### Direction
Identify each line below containing the string "Asian" and copy it.

Records that describe figures:
□ □ □ □ □

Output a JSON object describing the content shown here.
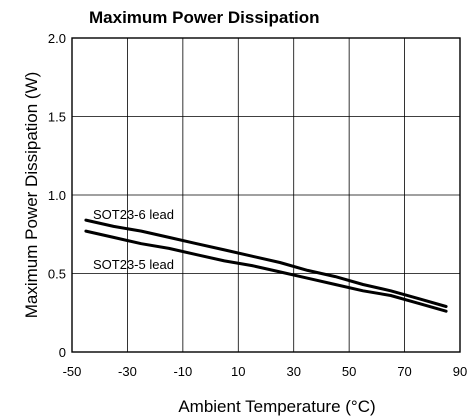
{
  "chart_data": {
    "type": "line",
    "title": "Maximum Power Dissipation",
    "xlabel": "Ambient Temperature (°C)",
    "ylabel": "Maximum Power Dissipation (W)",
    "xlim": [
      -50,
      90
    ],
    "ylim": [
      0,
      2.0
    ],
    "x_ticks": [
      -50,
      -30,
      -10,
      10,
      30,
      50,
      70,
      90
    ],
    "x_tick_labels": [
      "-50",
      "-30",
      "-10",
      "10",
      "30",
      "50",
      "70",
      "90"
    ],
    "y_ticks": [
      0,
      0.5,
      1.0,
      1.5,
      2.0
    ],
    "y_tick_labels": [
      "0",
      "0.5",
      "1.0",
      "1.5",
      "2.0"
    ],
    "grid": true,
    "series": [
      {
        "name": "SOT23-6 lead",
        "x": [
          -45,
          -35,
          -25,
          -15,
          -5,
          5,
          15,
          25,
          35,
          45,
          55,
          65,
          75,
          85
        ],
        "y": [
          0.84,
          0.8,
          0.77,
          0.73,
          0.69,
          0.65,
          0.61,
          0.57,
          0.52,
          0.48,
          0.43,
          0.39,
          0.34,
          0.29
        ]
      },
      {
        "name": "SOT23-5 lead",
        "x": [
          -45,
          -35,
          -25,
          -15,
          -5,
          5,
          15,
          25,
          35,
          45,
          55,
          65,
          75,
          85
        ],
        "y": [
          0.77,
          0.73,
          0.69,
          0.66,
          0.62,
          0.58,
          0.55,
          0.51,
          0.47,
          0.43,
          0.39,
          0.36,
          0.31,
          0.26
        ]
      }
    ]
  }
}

□ □ □ □ □

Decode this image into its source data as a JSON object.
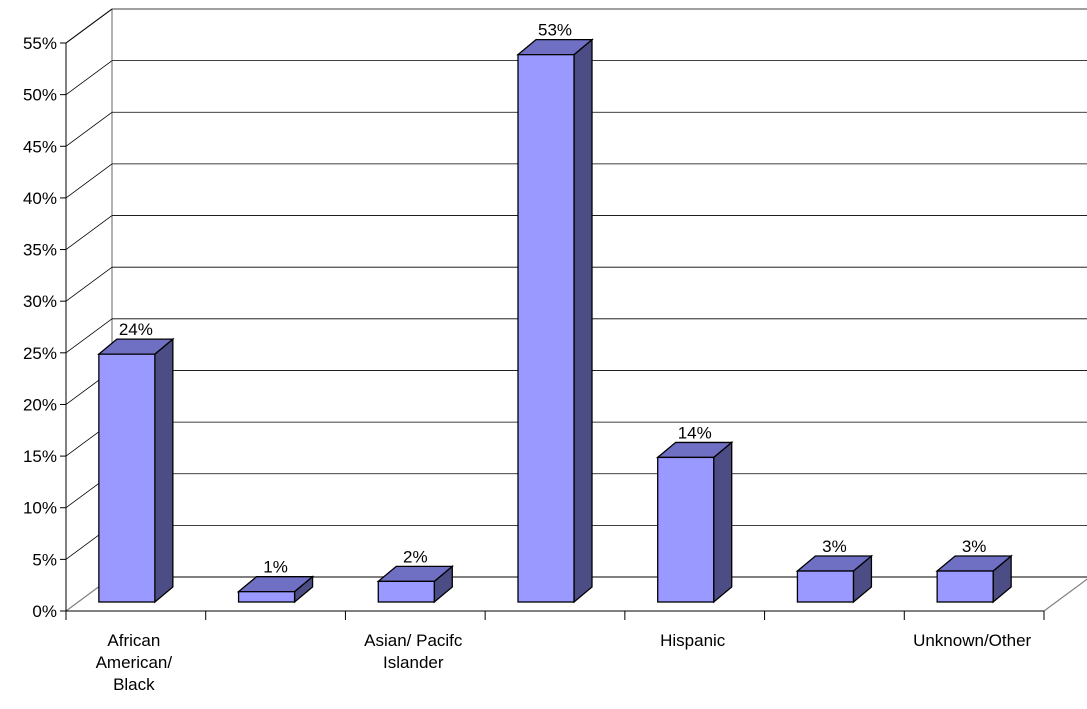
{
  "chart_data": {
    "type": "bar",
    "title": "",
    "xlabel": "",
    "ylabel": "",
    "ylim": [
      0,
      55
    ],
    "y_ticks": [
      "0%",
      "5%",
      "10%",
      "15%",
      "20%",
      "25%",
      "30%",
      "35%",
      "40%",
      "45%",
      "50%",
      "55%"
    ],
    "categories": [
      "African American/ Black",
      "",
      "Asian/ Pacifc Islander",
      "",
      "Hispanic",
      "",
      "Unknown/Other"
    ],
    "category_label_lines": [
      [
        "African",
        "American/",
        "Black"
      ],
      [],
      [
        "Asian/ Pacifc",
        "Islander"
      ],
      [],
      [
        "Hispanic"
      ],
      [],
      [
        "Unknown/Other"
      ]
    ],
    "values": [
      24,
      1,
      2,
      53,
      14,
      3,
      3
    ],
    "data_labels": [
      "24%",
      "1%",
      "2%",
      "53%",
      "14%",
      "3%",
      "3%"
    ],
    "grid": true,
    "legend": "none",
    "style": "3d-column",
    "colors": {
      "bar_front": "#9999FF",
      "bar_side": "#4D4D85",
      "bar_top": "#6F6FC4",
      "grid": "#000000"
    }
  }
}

□ □ □ □ □

### Written solution
      "Asian/ Pacifc Islander",
        "Asian/ Pacifc",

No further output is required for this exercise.